Written exercise: Output an exact reproduction of the data.

Data listing:

□ □ □

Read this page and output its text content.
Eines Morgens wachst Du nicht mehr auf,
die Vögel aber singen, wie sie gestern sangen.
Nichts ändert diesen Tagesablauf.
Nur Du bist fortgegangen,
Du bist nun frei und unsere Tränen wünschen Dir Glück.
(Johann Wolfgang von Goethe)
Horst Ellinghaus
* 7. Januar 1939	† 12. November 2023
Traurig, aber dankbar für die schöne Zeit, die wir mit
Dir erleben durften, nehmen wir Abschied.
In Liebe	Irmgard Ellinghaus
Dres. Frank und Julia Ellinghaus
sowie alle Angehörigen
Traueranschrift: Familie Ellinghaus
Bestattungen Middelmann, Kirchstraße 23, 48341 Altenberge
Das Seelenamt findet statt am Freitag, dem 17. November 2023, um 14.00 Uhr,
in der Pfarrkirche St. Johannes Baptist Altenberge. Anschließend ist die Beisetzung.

□ □ □

Written response:
Read this page and output its text content.
Eines Morgens wachst Du nicht mehr auf,
die Vögel aber singen, wie sie gestern sangen.
Nichts ändert diesen Tagesablauf.
Nur Du bist fortgegangen,
Du bist nun frei und unsere Tränen wünschen Dir Glück.
(Johann Wolfgang von Goethe)
Horst Ellinghaus
* 7. Januar 1939	† 12. November 2023
Traurig, aber dankbar für die schöne Zeit, die wir mit
Dir erleben durften, nehmen wir Abschied.
In Liebe	Irmgard Ellinghaus
Dres. Frank und Julia Ellinghaus
sowie alle Angehörigen
Traueranschrift: Familie Ellinghaus
Bestattungen Middelmann, Kirchstraße 23, 48341 Altenberge
Das Seelenamt findet statt am Freitag, dem 17. November 2023, um 14.00 Uhr,
in der Pfarrkirche St. Johannes Baptist Altenberge. Anschließend ist die Beisetzung.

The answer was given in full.